## SOURCE DOCUMENT
────────────────────────────────────────

Case ID: mass_129/html/0046-01.html
Source: Caselaw Access Project
Author: {"author": "Gray, C. J.", "license": "Public Domain", "url": "https://static.case.law/"}
Date Created: 2024-08-24T03:29:51.129683

Oscar Iasigi, administrator, vs. Chicago, Burlington & Quincy Railroad Company & another.
    Suffolk.
    June 24. —29, 1880.
    Ames, Endicott & Lord, JJ., did not sit.
    If the final decree of a single justice of this court, sitting in equity, is appealed from, without a report of the evidence upon which the decree was made, the only question upon the appeal is whether the decree is warranted by the allegations of the bill.
    If a corporation issues a certificate of stock to a person as trustee, and, on his death, at the request of a person claiming to be entitled to the stock, refuses to examine the evidence offered and to permit a transfer, without a decree of court, it may, on a hill in equity against it to compel a transfer, if it appears that it could easily have satisfied itself of the truth of the facts, be ordered to pay costs as well as to make the transfer.
    Bill in equity by Oscar Iasigi, administrator with the will annexed of Auguste Hilarión Dromel, late of Marseilles in the Republic of France, against the Chicago, Burlington and Quincy Railroad Company and Francis E. Parker. The material facts alleged in the bill were as follows :
    
      Dromel for a considerable time next preceding his decease was engaged in business as a merchant at Marseilles, under the name and style of A. Dromel & Co., and was the sole proprietor of the business carried on under that name and style. He died on July 24, 1866, and, by his last will in writing in accordance with the laws of France, gave all his property to his wife and his only daughter, in the manner therein provided. The firm of Iasigi, Goddard & Co., merchants in Boston, of which Joseph Iasigi was the head, had various transactions with Dromel under the name of A. Dromel & Co. in his lifetime, some of which were not completed till after his death; and on March 23, 1869, the sum of $41,310.73 was due from that firm to the personal representatives of Dromel as a final balance in respect of such transactions, and so appeared upon the books of the firm, and in an account current that day sent to such representatives at Marseilles, as to the credit of A. Dromel & Co. in liquidation.

────────────────────────────────────────

## ACTIONS TO TAKE
- 1) List every commercial firm or company named in the case report.
- 2) Please pick up the case report after its final sentence and continue the account of the facts alleged in the bill.

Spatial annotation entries

────────────────────────────────────────

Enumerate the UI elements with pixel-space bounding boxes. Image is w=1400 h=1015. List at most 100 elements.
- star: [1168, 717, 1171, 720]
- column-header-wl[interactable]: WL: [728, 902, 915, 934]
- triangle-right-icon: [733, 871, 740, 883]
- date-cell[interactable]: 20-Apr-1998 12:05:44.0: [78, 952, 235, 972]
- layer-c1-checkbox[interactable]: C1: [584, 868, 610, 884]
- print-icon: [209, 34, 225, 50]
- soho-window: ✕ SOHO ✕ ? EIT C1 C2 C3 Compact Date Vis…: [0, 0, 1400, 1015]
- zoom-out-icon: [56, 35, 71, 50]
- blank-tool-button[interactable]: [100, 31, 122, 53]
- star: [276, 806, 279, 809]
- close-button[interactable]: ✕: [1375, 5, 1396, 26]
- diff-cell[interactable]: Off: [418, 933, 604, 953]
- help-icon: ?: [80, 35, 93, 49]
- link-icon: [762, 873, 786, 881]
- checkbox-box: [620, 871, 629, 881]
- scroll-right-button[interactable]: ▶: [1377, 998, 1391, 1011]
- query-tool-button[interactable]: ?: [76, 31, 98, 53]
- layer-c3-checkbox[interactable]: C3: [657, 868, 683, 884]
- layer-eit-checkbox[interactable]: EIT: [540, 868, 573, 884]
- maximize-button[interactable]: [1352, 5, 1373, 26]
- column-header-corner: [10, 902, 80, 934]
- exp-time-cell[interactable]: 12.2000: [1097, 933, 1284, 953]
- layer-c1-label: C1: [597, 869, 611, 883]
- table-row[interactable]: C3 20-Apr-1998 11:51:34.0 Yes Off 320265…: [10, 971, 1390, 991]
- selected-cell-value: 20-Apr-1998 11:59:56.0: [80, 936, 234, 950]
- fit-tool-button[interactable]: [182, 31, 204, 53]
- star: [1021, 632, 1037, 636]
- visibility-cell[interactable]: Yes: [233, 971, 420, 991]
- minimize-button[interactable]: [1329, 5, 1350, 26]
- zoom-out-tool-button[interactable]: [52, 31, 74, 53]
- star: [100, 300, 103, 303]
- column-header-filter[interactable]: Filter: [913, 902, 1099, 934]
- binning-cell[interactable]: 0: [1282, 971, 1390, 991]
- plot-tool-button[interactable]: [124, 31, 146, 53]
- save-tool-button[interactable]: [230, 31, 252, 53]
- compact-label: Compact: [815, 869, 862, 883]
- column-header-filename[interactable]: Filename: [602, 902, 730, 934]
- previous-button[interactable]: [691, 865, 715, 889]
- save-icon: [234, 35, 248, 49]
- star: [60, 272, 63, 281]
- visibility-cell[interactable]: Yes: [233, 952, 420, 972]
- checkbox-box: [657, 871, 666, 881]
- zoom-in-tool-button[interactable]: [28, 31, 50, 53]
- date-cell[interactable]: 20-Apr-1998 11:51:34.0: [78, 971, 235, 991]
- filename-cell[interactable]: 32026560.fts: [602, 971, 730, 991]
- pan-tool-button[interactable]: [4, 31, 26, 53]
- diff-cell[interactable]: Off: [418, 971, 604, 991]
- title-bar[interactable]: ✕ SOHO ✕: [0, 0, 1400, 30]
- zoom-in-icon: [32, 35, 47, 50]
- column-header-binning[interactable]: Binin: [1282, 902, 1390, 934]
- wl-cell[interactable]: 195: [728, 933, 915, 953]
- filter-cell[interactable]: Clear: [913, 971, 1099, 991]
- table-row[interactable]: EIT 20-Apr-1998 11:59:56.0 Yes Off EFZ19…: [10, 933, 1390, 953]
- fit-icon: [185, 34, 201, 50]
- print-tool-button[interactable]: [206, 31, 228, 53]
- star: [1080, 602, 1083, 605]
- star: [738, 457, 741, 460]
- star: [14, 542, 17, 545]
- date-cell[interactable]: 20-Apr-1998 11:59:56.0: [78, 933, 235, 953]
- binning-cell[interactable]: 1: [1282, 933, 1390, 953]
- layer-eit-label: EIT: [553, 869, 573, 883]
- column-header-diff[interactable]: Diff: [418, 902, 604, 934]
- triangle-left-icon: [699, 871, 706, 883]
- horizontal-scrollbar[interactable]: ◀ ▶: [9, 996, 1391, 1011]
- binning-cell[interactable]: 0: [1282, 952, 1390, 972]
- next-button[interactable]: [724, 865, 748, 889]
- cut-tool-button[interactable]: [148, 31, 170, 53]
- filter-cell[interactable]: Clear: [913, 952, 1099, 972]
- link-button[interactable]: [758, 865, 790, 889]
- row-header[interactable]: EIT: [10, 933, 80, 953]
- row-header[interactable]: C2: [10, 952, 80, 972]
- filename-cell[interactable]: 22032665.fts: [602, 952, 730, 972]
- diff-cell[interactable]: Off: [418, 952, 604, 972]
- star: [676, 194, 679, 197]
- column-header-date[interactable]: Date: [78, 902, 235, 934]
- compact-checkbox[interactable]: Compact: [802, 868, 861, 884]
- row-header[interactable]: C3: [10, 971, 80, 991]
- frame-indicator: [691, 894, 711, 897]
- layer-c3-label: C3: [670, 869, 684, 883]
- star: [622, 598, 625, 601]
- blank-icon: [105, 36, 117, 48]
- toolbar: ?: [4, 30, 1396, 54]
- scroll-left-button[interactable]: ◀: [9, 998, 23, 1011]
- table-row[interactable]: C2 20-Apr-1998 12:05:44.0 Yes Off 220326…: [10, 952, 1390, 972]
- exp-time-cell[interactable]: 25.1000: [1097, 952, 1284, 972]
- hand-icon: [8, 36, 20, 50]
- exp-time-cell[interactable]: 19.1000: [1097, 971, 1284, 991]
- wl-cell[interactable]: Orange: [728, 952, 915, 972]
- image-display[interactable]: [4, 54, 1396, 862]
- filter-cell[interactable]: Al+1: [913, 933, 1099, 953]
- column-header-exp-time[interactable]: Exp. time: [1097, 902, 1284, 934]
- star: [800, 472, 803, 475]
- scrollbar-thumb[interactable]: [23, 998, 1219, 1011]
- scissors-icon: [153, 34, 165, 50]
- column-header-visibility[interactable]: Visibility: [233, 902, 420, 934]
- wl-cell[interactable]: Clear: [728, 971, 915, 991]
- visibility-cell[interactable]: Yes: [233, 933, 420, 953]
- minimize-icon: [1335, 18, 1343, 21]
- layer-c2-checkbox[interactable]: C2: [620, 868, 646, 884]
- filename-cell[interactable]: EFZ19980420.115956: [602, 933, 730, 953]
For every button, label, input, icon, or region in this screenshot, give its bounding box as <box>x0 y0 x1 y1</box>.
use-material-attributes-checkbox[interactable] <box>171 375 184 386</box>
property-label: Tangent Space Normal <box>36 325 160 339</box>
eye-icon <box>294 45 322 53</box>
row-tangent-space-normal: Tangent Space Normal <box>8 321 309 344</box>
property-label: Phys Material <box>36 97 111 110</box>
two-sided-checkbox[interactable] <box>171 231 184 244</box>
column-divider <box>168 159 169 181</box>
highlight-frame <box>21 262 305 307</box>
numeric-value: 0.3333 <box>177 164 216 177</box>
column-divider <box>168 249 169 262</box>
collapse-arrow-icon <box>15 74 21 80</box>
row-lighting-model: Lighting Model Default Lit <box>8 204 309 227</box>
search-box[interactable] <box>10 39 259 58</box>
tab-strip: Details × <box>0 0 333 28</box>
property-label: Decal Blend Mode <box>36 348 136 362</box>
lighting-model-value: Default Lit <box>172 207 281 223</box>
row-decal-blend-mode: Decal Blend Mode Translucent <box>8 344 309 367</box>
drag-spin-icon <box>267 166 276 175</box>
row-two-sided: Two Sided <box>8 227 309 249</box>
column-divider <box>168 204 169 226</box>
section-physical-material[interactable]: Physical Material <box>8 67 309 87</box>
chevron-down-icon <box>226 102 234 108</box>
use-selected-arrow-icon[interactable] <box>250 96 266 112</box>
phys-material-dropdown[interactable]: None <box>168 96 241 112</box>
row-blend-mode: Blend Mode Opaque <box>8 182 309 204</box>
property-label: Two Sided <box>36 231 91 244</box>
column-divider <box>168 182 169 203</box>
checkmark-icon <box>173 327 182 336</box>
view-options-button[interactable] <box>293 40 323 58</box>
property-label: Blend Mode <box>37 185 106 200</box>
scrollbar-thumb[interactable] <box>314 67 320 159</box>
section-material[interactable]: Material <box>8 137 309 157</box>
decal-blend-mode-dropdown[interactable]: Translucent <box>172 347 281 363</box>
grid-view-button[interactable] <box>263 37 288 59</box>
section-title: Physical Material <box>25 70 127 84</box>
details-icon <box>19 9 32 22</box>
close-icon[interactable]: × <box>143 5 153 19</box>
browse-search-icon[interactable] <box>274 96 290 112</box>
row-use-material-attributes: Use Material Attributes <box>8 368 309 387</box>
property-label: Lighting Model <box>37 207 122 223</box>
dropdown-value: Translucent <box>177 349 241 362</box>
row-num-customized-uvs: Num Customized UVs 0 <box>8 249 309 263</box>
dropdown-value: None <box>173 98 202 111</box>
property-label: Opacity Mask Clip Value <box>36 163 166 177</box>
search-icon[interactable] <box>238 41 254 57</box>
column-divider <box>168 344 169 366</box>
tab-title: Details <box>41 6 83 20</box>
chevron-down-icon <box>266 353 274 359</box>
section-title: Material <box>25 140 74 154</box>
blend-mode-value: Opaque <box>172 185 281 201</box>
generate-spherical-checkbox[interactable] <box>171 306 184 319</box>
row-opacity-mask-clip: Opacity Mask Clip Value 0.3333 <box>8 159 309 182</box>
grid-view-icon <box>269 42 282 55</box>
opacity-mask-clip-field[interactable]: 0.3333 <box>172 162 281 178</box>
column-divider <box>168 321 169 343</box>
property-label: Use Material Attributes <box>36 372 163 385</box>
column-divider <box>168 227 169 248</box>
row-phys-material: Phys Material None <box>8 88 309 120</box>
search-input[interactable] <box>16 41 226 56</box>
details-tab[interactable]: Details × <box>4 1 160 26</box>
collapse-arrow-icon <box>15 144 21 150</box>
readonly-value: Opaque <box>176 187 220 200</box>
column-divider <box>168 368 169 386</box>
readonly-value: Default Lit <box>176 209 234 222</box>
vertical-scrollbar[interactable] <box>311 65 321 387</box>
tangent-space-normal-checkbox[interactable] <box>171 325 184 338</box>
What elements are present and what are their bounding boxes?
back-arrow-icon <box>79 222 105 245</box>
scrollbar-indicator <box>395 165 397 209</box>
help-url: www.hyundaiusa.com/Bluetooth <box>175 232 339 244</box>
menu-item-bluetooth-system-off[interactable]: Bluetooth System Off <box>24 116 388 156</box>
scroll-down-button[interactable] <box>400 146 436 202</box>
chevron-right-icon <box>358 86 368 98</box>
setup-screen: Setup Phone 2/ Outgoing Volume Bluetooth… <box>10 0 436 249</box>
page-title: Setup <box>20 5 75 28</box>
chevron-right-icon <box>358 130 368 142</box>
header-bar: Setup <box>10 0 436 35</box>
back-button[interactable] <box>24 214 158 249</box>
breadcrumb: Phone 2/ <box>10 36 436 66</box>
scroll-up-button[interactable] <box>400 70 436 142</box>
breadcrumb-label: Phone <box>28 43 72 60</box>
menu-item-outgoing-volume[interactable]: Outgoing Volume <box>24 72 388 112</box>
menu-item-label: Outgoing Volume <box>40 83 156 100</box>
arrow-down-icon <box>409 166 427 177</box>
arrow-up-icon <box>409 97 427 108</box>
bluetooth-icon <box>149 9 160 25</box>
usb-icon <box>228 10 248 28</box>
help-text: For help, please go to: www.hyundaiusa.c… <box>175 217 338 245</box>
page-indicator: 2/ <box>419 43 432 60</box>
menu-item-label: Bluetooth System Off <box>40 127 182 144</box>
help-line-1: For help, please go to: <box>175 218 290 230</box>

────────────────────────────────────────

## SOLVED TASKS
- 1) Chicago, Burlington and Quincy Railroad Company; A. Dromel & Co.; Iasigi, Goddard & Co.

- 2)
    Joseph Iasigi, at different times in March and April, 1869, at the request of Dromel’s widow and daughter, invested that sum partly in stocks of the United States, and partly in the shares of different railroad corporations in the United States; and his firm received the interest and dividends thereof as they became payable, and on August 31,1869, stated and transmitted to Dromel’s widow and daughter at Marseilles an account current showing the investments of the principal and the sums received by them as the interest and dividends thereof; and Iasigi afterwards received and accumulated the interest and dividends of such investments down to January 24, 1874, and added them to the principal, and invested them as a part thereof, and occasionally varied the investments of the fund, and invested part of the fund in two hundred and eighty shares of the defendant corporation, and always held all the investments of that fund upon trust as part of Dromel’s estate, and caused these shares to be placed on the books of the corporation in the name of himself, described as trustee, and ■ obtained from the corporation certificates that he, thus described, was the owner of these shares, and they have ever since stood on the books of the corporation in the same name, and are transferable only on those books.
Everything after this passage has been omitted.